(WORK INSTRUCTIONS)
Write out the whole listing, matching it exactly.

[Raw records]
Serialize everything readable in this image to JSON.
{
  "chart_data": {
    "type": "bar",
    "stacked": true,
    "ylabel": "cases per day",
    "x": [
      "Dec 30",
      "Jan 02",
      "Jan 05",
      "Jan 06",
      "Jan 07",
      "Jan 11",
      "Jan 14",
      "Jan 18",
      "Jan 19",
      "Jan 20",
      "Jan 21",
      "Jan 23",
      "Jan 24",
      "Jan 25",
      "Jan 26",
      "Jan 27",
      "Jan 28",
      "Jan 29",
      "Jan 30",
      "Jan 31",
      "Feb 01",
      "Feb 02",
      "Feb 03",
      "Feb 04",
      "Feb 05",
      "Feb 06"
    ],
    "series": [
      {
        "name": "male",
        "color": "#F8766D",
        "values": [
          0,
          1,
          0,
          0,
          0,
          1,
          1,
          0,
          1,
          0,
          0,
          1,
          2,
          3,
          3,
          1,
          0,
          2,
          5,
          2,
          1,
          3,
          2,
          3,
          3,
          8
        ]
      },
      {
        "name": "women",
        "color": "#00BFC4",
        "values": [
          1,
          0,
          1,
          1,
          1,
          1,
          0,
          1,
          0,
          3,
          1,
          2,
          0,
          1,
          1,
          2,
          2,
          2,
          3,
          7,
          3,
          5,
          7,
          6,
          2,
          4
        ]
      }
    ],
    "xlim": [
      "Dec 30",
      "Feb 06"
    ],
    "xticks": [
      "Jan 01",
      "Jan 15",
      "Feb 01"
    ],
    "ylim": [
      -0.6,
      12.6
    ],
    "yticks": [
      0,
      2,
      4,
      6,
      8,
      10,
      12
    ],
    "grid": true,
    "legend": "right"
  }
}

(OUTPUT OF THE EXERCISE)
Serialize everything readable in this image to JSON.
{
  "chart_data": {
    "type": "bar",
    "stacked": true,
    "ylabel": "cases per day",
    "x": [
      "Dec 30",
      "Jan 02",
      "Jan 05",
      "Jan 06",
      "Jan 07",
      "Jan 11",
      "Jan 14",
      "Jan 18",
      "Jan 19",
      "Jan 20",
      "Jan 21",
      "Jan 23",
      "Jan 24",
      "Jan 25",
      "Jan 26",
      "Jan 27",
      "Jan 28",
      "Jan 29",
      "Jan 30",
      "Jan 31",
      "Feb 01",
      "Feb 02",
      "Feb 03",
      "Feb 04",
      "Feb 05",
      "Feb 06"
    ],
    "series": [
      {
        "name": "male",
        "color": "#F8766D",
        "values": [
          0,
          1,
          0,
          0,
          0,
          1,
          1,
          0,
          1,
          0,
          0,
          1,
          2,
          3,
          3,
          1,
          0,
          2,
          5,
          2,
          1,
          3,
          2,
          3,
          3,
          8
        ]
      },
      {
        "name": "women",
        "color": "#00BFC4",
        "values": [
          1,
          0,
          1,
          1,
          1,
          1,
          0,
          1,
          0,
          3,
          1,
          2,
          0,
          1,
          1,
          2,
          2,
          2,
          3,
          7,
          3,
          5,
          7,
          6,
          2,
          4
        ]
      }
    ],
    "xlim": [
      "Dec 30",
      "Feb 06"
    ],
    "xticks": [
      "Jan 01",
      "Jan 15",
      "Feb 01"
    ],
    "ylim": [
      -0.6,
      12.6
    ],
    "yticks": [
      0,
      2,
      4,
      6,
      8,
      10,
      12
    ],
    "grid": true,
    "legend": "right"
  }
}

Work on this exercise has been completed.